Goal:
Copy out, from the entries below, each line holding the string "July".

Dataset records:
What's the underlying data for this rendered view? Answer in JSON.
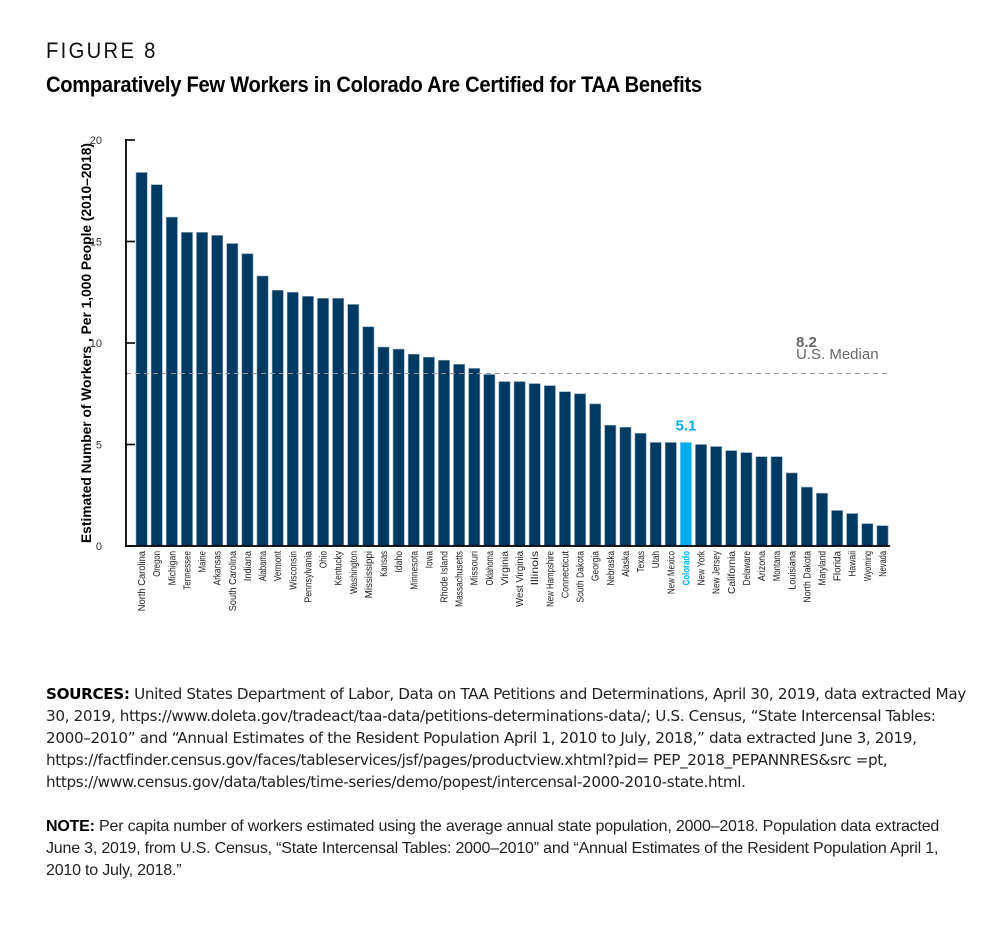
{
  "figure": {
    "label": "FIGURE 8",
    "title": "Comparatively Few Workers in Colorado Are Certified for TAA Benefits"
  },
  "colors": {
    "bar": "#003a63",
    "highlight": "#00aeef",
    "median_line": "#999999",
    "median_text": "#666666",
    "axis": "#000000"
  },
  "chart_data": {
    "type": "bar",
    "title": "Comparatively Few Workers in Colorado Are Certified for TAA Benefits",
    "xlabel": "",
    "ylabel": "Estimated Number of Workers , Per 1,000 People  (2010–2018)",
    "ylim": [
      0,
      20
    ],
    "yticks": [
      0,
      5,
      10,
      15,
      20
    ],
    "grid": false,
    "legend": "none",
    "categories": [
      "North Carolina",
      "Oregon",
      "Michigan",
      "Tennessee",
      "Maine",
      "Arkansas",
      "South Carolina",
      "Indiana",
      "Alabama",
      "Vermont",
      "Wisconsin",
      "Pennsylvania",
      "Ohio",
      "Kentucky",
      "Washington",
      "Mississippi",
      "Kansas",
      "Idaho",
      "Minnesota",
      "Iowa",
      "Rhode Island",
      "Massachusetts",
      "Missouri",
      "Oklahoma",
      "Virginia",
      "West Virginia",
      "Illinois",
      "New Hampshire",
      "Connecticut",
      "South Dakota",
      "Georgia",
      "Nebraska",
      "Alaska",
      "Texas",
      "Utah",
      "New Mexico",
      "Colorado",
      "New York",
      "New Jersey",
      "California",
      "Delaware",
      "Arizona",
      "Montana",
      "Louisiana",
      "North Dakota",
      "Maryland",
      "Florida",
      "Hawaii",
      "Wyoming",
      "Nevada"
    ],
    "values": [
      18.4,
      17.8,
      16.2,
      15.45,
      15.45,
      15.3,
      14.9,
      14.4,
      13.3,
      12.6,
      12.5,
      12.3,
      12.2,
      12.2,
      11.9,
      10.8,
      9.8,
      9.7,
      9.45,
      9.3,
      9.15,
      8.95,
      8.75,
      8.45,
      8.1,
      8.1,
      8.0,
      7.9,
      7.6,
      7.5,
      7.0,
      5.95,
      5.85,
      5.55,
      5.1,
      5.1,
      5.1,
      5.0,
      4.9,
      4.7,
      4.6,
      4.4,
      4.4,
      3.6,
      2.9,
      2.6,
      1.75,
      1.6,
      1.1,
      1.0
    ],
    "highlight": {
      "category": "Colorado",
      "value": 5.1,
      "label": "5.1"
    },
    "reference_line": {
      "value": 8.2,
      "value_label": "8.2",
      "label": "U.S. Median",
      "style": "dashed"
    }
  },
  "sources": {
    "heading": "SOURCES:",
    "text": " United States Department of Labor, Data on TAA Petitions and Determinations, April 30, 2019, data  extracted May 30, 2019, https://www.doleta.gov/tradeact/taa-data/petitions-determinations-data/; U.S. Census,  “State Intercensal Tables: 2000–2010” and “Annual Estimates of the Resident Population April 1, 2010 to July, 2018,”  data extracted June 3, 2019, https://factfinder.census.gov/faces/tableservices/jsf/pages/productview.xhtml?pid= PEP_2018_PEPANNRES&src =pt, https://www.census.gov/data/tables/time-series/demo/popest/intercensal-2000-2010-state.html."
  },
  "note": {
    "heading": "NOTE:",
    "text": " Per capita number of workers estimated using the average annual state population, 2000–2018. Population data extracted June 3, 2019, from U.S. Census, “State Intercensal Tables: 2000–2010” and “Annual Estimates of the Resident Population April 1, 2010 to July, 2018.”"
  }
}
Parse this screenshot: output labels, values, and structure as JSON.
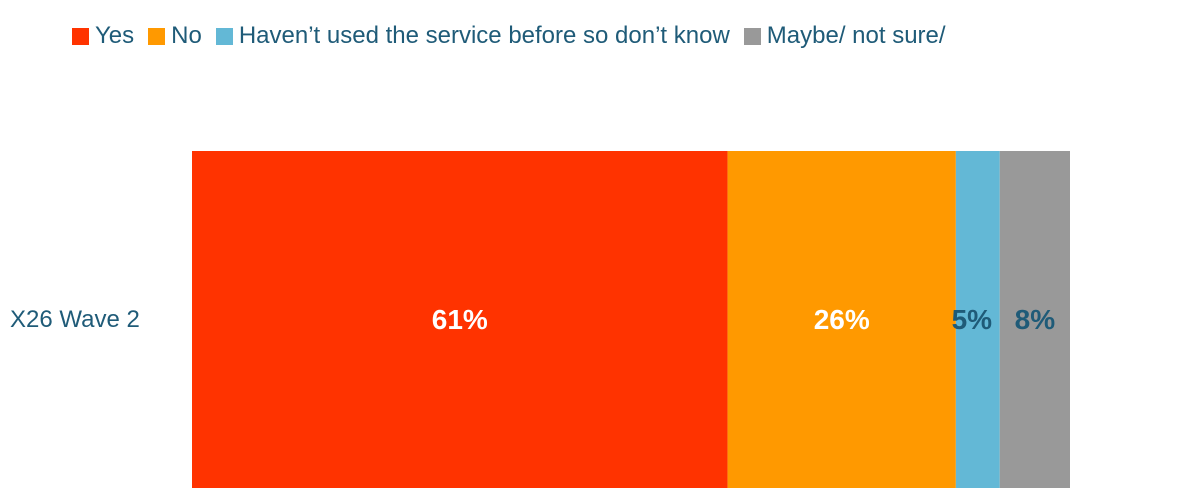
{
  "chart_data": {
    "type": "bar",
    "orientation": "horizontal",
    "stacked": true,
    "categories": [
      "X26 Wave 2"
    ],
    "series": [
      {
        "name": "Yes",
        "values": [
          61
        ],
        "label": "61%",
        "color": "#ff3300",
        "label_color": "#ffffff"
      },
      {
        "name": "No",
        "values": [
          26
        ],
        "label": "26%",
        "color": "#ff9900",
        "label_color": "#ffffff"
      },
      {
        "name": "Haven’t used the service before so don’t know",
        "values": [
          5
        ],
        "label": "5%",
        "color": "#63b8d6",
        "label_color": "#1f5b78"
      },
      {
        "name": "Maybe/ not sure/",
        "values": [
          8
        ],
        "label": "8%",
        "color": "#999999",
        "label_color": "#1f5b78"
      }
    ],
    "xlim": [
      0,
      100
    ],
    "legend_position": "top",
    "grid": false
  }
}
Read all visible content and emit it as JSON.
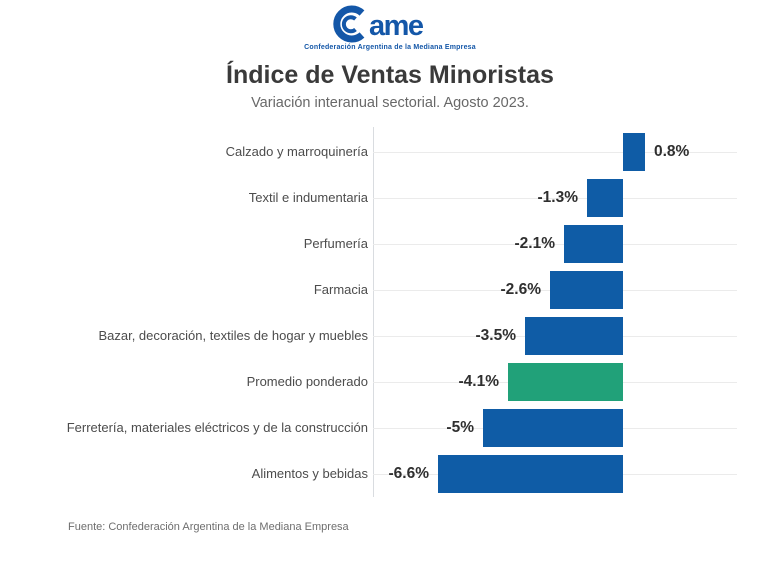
{
  "logo": {
    "wordmark": "Came",
    "wordmark_rest": "ame",
    "subtext": "Confederación Argentina de la Mediana Empresa",
    "color": "#1457a8"
  },
  "header": {
    "title": "Índice de Ventas Minoristas",
    "subtitle": "Variación interanual sectorial. Agosto 2023."
  },
  "chart_data": {
    "type": "bar",
    "orientation": "horizontal",
    "title": "Índice de Ventas Minoristas",
    "subtitle": "Variación interanual sectorial. Agosto 2023.",
    "unit": "%",
    "categories": [
      "Calzado y marroquinería",
      "Textil e indumentaria",
      "Perfumería",
      "Farmacia",
      "Bazar, decoración, textiles de hogar y muebles",
      "Promedio ponderado",
      "Ferretería, materiales eléctricos y de la construcción",
      "Alimentos y bebidas"
    ],
    "values": [
      0.8,
      -1.3,
      -2.1,
      -2.6,
      -3.5,
      -4.1,
      -5,
      -6.6
    ],
    "value_labels": [
      "0.8%",
      "-1.3%",
      "-2.1%",
      "-2.6%",
      "-3.5%",
      "-4.1%",
      "-5%",
      "-6.6%"
    ],
    "highlight_index": 5,
    "highlight_category": "Promedio ponderado",
    "colors": {
      "bar": "#0f5ca6",
      "highlight": "#21a179",
      "grid": "#ebebeb",
      "axis": "#d9dce0"
    },
    "xlim": [
      -9,
      4
    ],
    "grid": "horizontal guide per category",
    "legend": "none"
  },
  "footer": {
    "source": "Fuente: Confederación Argentina de la Mediana Empresa"
  }
}
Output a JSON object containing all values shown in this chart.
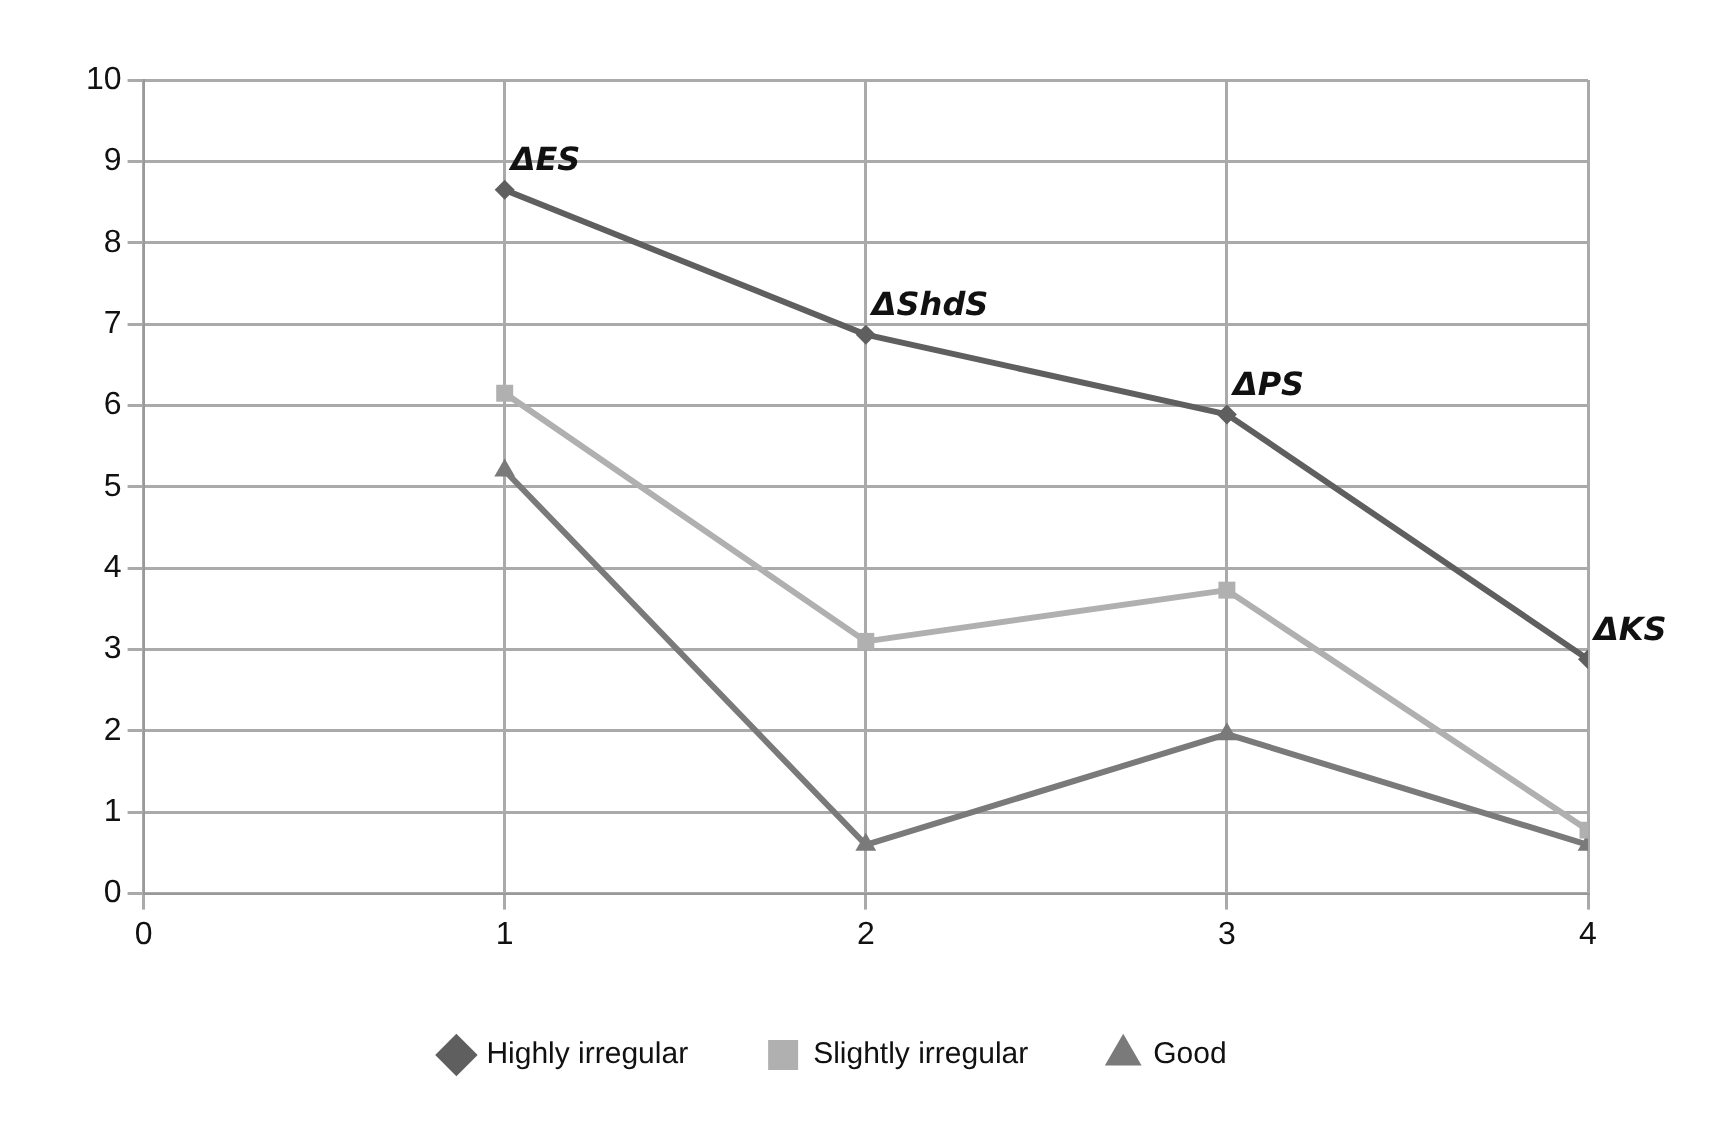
{
  "chart_data": {
    "type": "line",
    "x": [
      1,
      2,
      3,
      4
    ],
    "xlim": [
      0,
      4
    ],
    "xticks": [
      0,
      1,
      2,
      3,
      4
    ],
    "ylim": [
      0,
      10
    ],
    "yticks": [
      0,
      1,
      2,
      3,
      4,
      5,
      6,
      7,
      8,
      9,
      10
    ],
    "grid": true,
    "legend": "bottom",
    "line_style": "solid",
    "series": [
      {
        "name": "Highly irregular",
        "color": "#5f5f5f",
        "marker": "diamond",
        "values": [
          8.65,
          6.87,
          5.89,
          2.88
        ]
      },
      {
        "name": "Slightly irregular",
        "color": "#b0b0b0",
        "marker": "square",
        "values": [
          6.15,
          3.1,
          3.73,
          0.78
        ]
      },
      {
        "name": "Good",
        "color": "#7a7a7a",
        "marker": "triangle",
        "values": [
          5.2,
          0.6,
          1.96,
          0.6
        ]
      }
    ],
    "annotations": [
      {
        "text": "ΔES",
        "x": 1,
        "y": 8.65
      },
      {
        "text": "ΔShdS",
        "x": 2,
        "y": 6.87
      },
      {
        "text": "ΔPS",
        "x": 3,
        "y": 5.89
      },
      {
        "text": "ΔKS",
        "x": 4,
        "y": 2.88
      }
    ]
  }
}
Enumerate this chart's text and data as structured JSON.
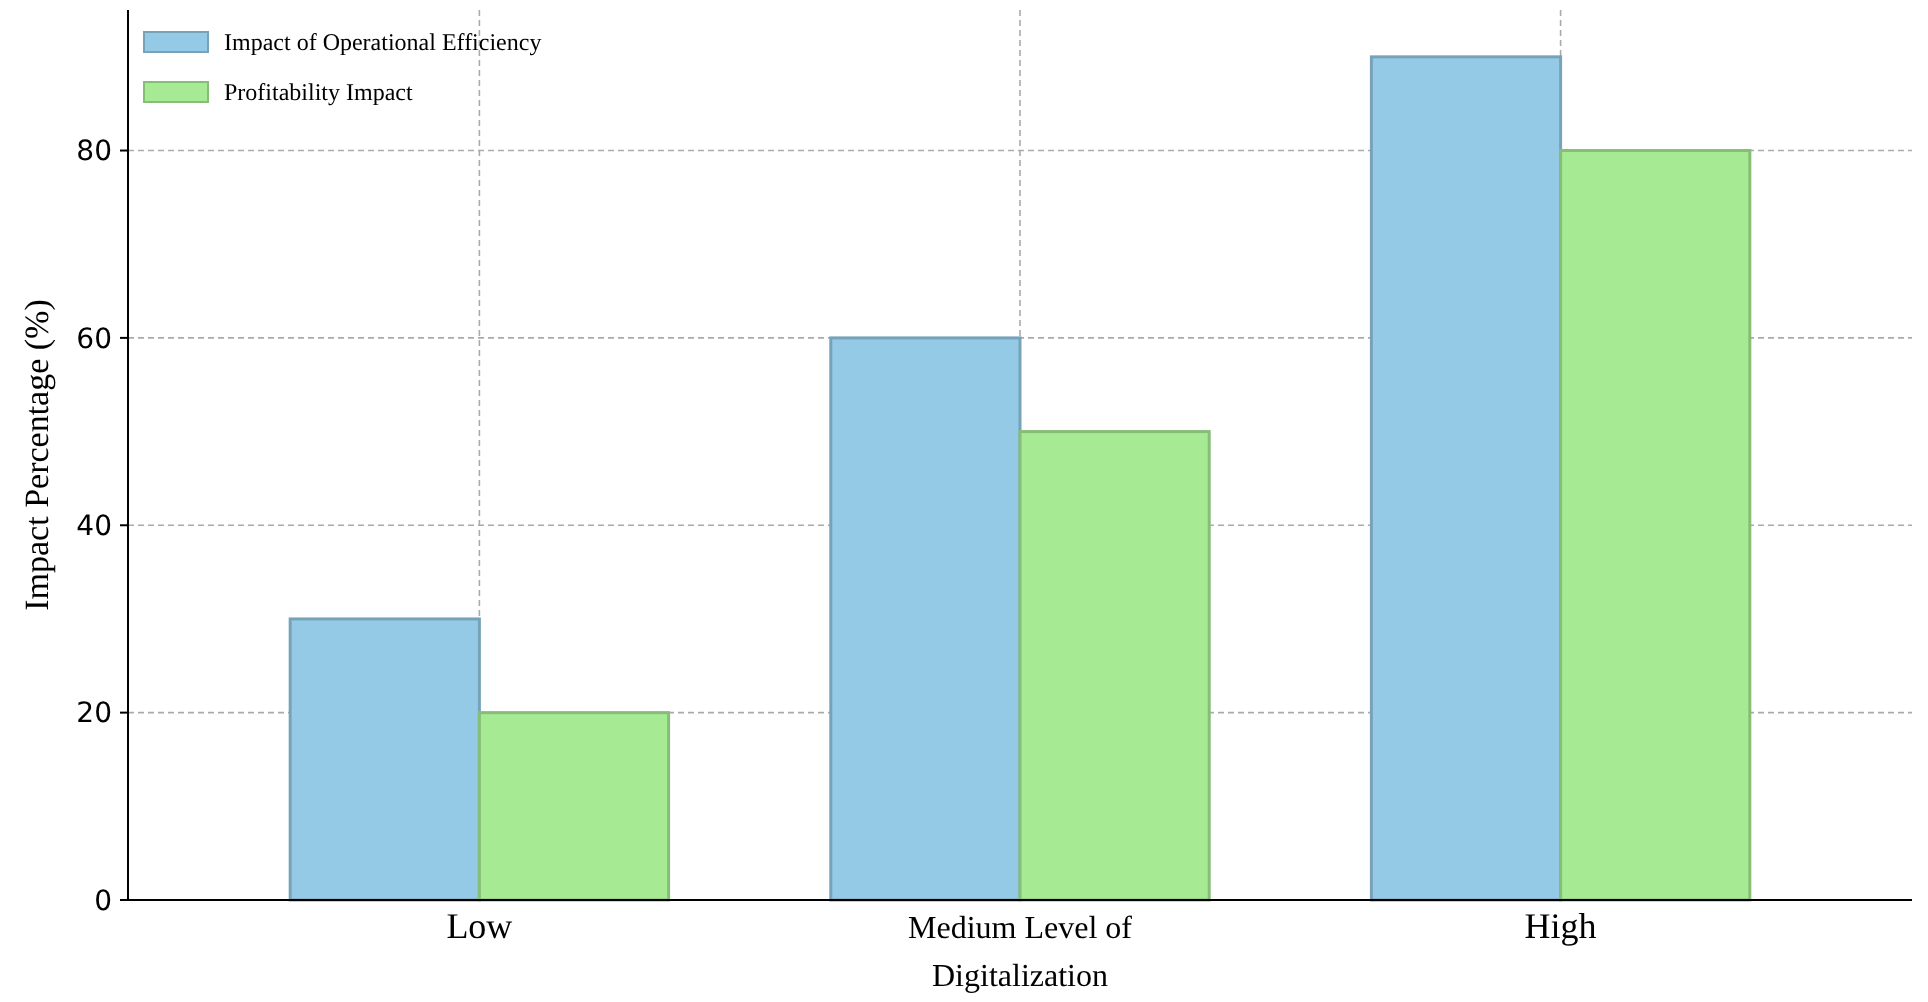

Expected answer:
    "text": " United States Department of Labor, Data on TAA Petitions and Determinations, April 30, 2019, data  extracted May 30, 2019, https://www.doleta.gov/tradeact/taa-data/petitions-determinations-data/; U.S. Census,  “State Intercensal Tables: 2000–2010” and “Annual Estimates of the Resident Population April 1, 2010 to July, 2018,”  data extracted June 3, 2019, https://factfinder.census.gov/faces/tableservices/jsf/pages/productview.xhtml?pid= PEP_2018_PEPANNRES&src =pt, https://www.census.gov/data/tables/time-series/demo/popest/intercensal-2000-2010-state.html."
    "text": " Per capita number of workers estimated using the average annual state population, 2000–2018. Population data extracted June 3, 2019, from U.S. Census, “State Intercensal Tables: 2000–2010” and “Annual Estimates of the Resident Population April 1, 2010 to July, 2018.”"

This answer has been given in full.